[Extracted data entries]
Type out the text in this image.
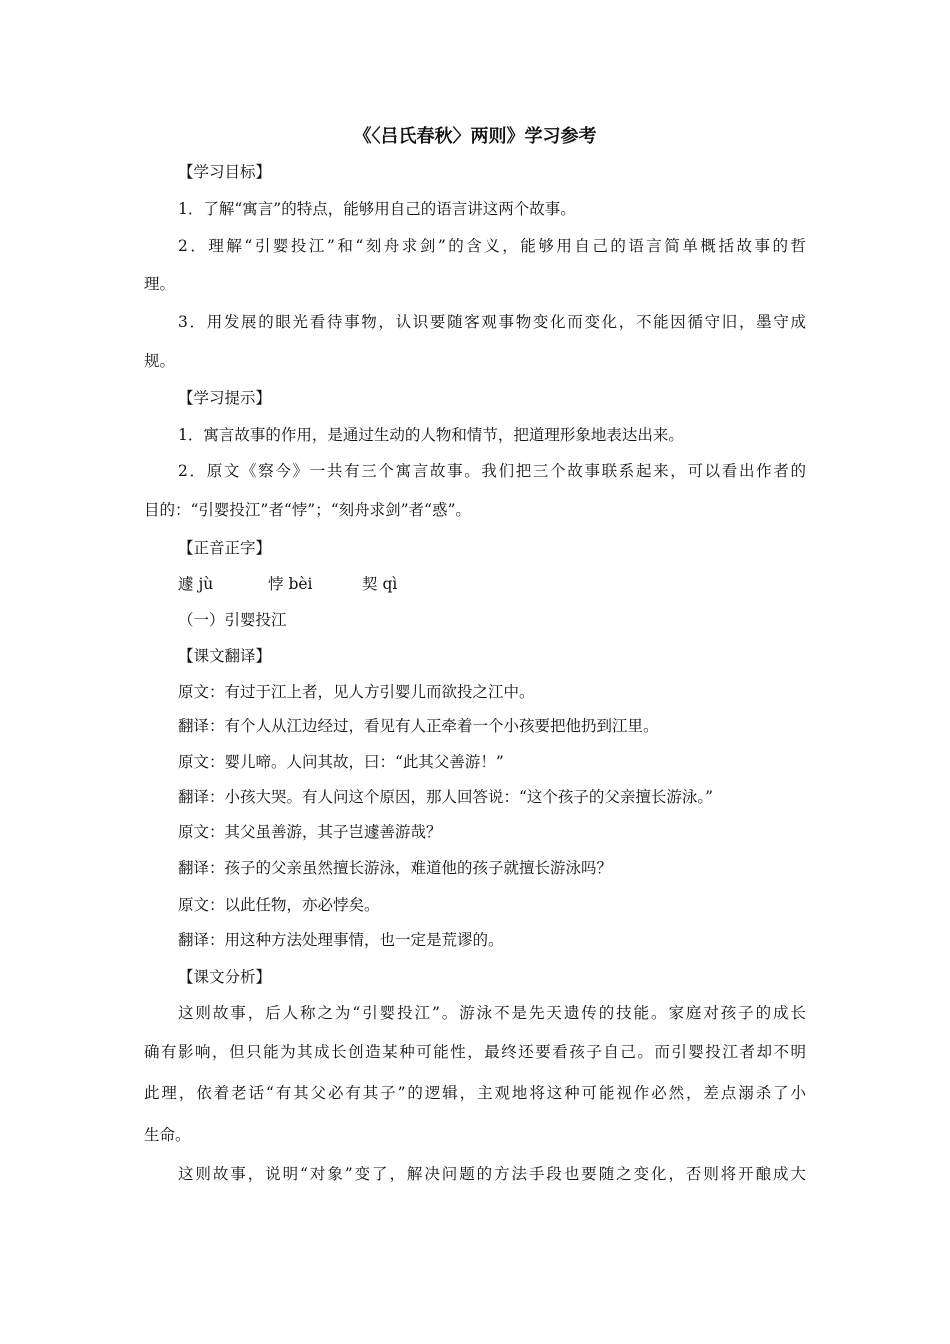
《〈吕氏春秋〉两则》学习参考

【学习目标】

1．了解“寓言”的特点，能够用自己的语言讲这两个故事。

2．理解“引婴投江”和“刻舟求剑”的含义，能够用自己的语言简单概括故事的哲

理。

3．用发展的眼光看待事物，认识要随客观事物变化而变化，不能因循守旧，墨守成

规。

【学习提示】

1．寓言故事的作用，是通过生动的人物和情节，把道理形象地表达出来。

2．原文《察今》一共有三个寓言故事。我们把三个故事联系起来，可以看出作者的

目的：“引婴投江”者“悖”；“刻舟求剑”者“惑”。

【正音正字】

遽 jù	悖 bèi	契 qì

（一）引婴投江

【课文翻译】

原文：有过于江上者，见人方引婴儿而欲投之江中。

翻译：有个人从江边经过，看见有人正牵着一个小孩要把他扔到江里。

原文：婴儿啼。人问其故，曰：“此其父善游！”

翻译：小孩大哭。有人问这个原因，那人回答说：“这个孩子的父亲擅长游泳。”

原文：其父虽善游，其子岂遽善游哉？

翻译：孩子的父亲虽然擅长游泳，难道他的孩子就擅长游泳吗？

原文：以此任物，亦必悖矣。

翻译：用这种方法处理事情，也一定是荒谬的。

【课文分析】

这则故事，后人称之为“引婴投江”。游泳不是先天遗传的技能。家庭对孩子的成长

确有影响，但只能为其成长创造某种可能性，最终还要看孩子自己。而引婴投江者却不明

此理，依着老话“有其父必有其子”的逻辑，主观地将这种可能视作必然，差点溺杀了小

生命。

这则故事，说明“对象”变了，解决问题的方法手段也要随之变化，否则将开酿成大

◆ **Task objective**: All records must be output exactly as they are, except for the pictures, which are left out.

◆ **Worked solution**:
Type out the text in this image.
《〈吕氏春秋〉两则》学习参考

【学习目标】

1．了解“寓言”的特点，能够用自己的语言讲这两个故事。

2．理解“引婴投江”和“刻舟求剑”的含义，能够用自己的语言简单概括故事的哲

理。

3．用发展的眼光看待事物，认识要随客观事物变化而变化，不能因循守旧，墨守成

规。

【学习提示】

1．寓言故事的作用，是通过生动的人物和情节，把道理形象地表达出来。

2．原文《察今》一共有三个寓言故事。我们把三个故事联系起来，可以看出作者的

目的：“引婴投江”者“悖”；“刻舟求剑”者“惑”。

【正音正字】

遽 jù	悖 bèi	契 qì

（一）引婴投江

【课文翻译】

原文：有过于江上者，见人方引婴儿而欲投之江中。

翻译：有个人从江边经过，看见有人正牵着一个小孩要把他扔到江里。

原文：婴儿啼。人问其故，曰：“此其父善游！”

翻译：小孩大哭。有人问这个原因，那人回答说：“这个孩子的父亲擅长游泳。”

原文：其父虽善游，其子岂遽善游哉？

翻译：孩子的父亲虽然擅长游泳，难道他的孩子就擅长游泳吗？

原文：以此任物，亦必悖矣。

翻译：用这种方法处理事情，也一定是荒谬的。

【课文分析】

这则故事，后人称之为“引婴投江”。游泳不是先天遗传的技能。家庭对孩子的成长

确有影响，但只能为其成长创造某种可能性，最终还要看孩子自己。而引婴投江者却不明

此理，依着老话“有其父必有其子”的逻辑，主观地将这种可能视作必然，差点溺杀了小

生命。

这则故事，说明“对象”变了，解决问题的方法手段也要随之变化，否则将开酿成大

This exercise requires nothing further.